(Recorded data)
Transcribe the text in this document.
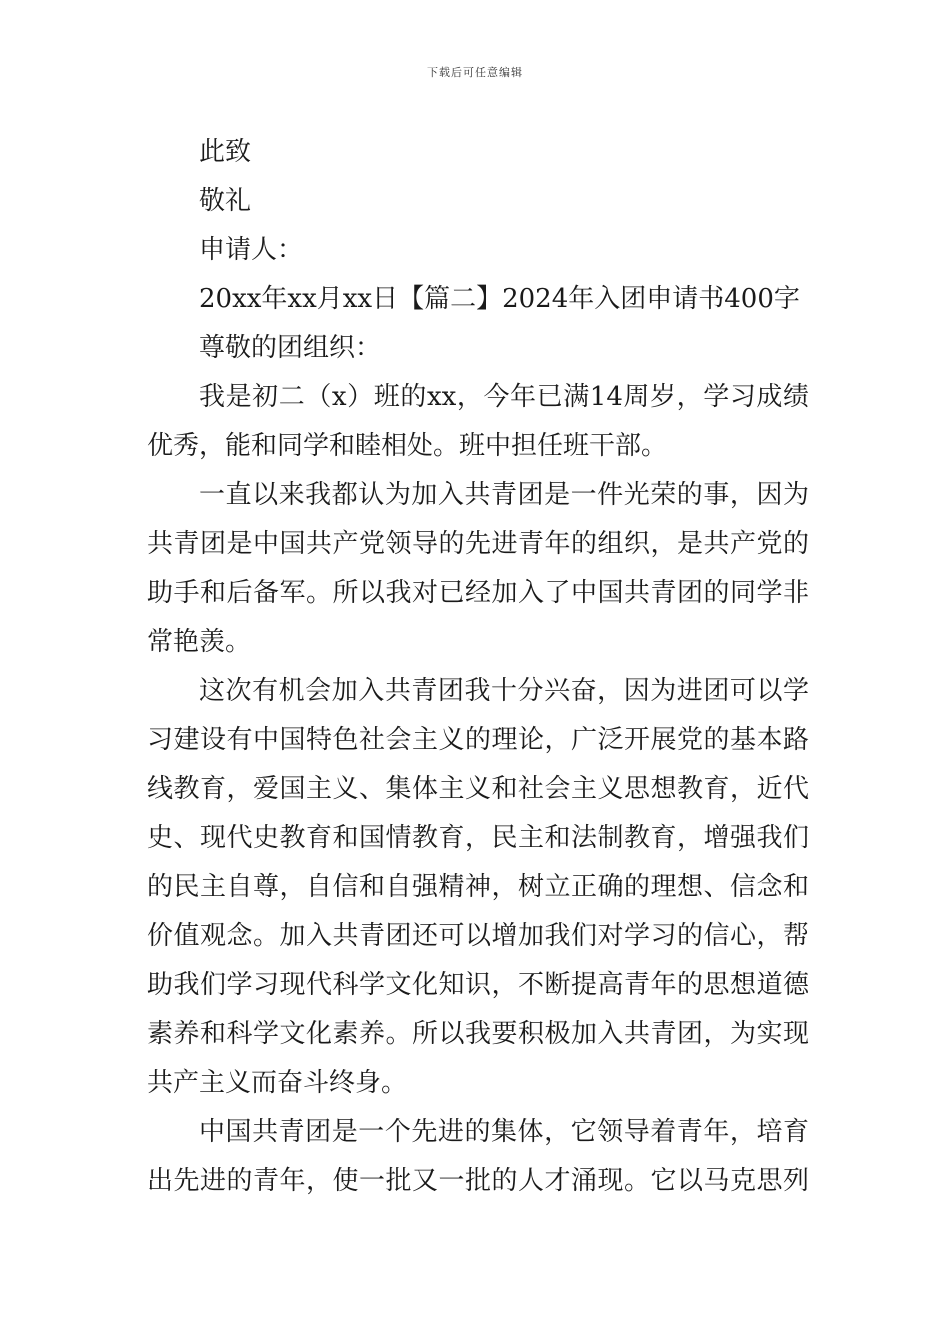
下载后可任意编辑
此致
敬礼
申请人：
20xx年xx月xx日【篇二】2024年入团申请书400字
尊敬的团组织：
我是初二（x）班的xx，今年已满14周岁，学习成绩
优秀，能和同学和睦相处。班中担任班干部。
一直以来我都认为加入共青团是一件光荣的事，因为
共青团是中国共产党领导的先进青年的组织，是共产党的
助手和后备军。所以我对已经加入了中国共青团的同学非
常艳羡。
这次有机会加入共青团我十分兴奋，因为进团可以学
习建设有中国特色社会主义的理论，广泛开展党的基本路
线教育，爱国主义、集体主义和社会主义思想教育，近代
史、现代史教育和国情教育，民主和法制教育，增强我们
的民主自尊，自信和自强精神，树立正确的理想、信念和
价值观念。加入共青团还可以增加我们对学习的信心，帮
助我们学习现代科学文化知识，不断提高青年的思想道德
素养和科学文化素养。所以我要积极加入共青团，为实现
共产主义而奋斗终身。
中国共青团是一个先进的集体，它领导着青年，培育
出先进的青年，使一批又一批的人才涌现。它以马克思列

What is being asked: Every line is to be duplicated exactly, though pictures stay out.

Answer in full:
Transcribe the text in this document.
下载后可任意编辑
此致
敬礼
申请人：
20xx年xx月xx日【篇二】2024年入团申请书400字
尊敬的团组织：
我是初二（x）班的xx，今年已满14周岁，学习成绩
优秀，能和同学和睦相处。班中担任班干部。
一直以来我都认为加入共青团是一件光荣的事，因为
共青团是中国共产党领导的先进青年的组织，是共产党的
助手和后备军。所以我对已经加入了中国共青团的同学非
常艳羡。
这次有机会加入共青团我十分兴奋，因为进团可以学
习建设有中国特色社会主义的理论，广泛开展党的基本路
线教育，爱国主义、集体主义和社会主义思想教育，近代
史、现代史教育和国情教育，民主和法制教育，增强我们
的民主自尊，自信和自强精神，树立正确的理想、信念和
价值观念。加入共青团还可以增加我们对学习的信心，帮
助我们学习现代科学文化知识，不断提高青年的思想道德
素养和科学文化素养。所以我要积极加入共青团，为实现
共产主义而奋斗终身。
中国共青团是一个先进的集体，它领导着青年，培育
出先进的青年，使一批又一批的人才涌现。它以马克思列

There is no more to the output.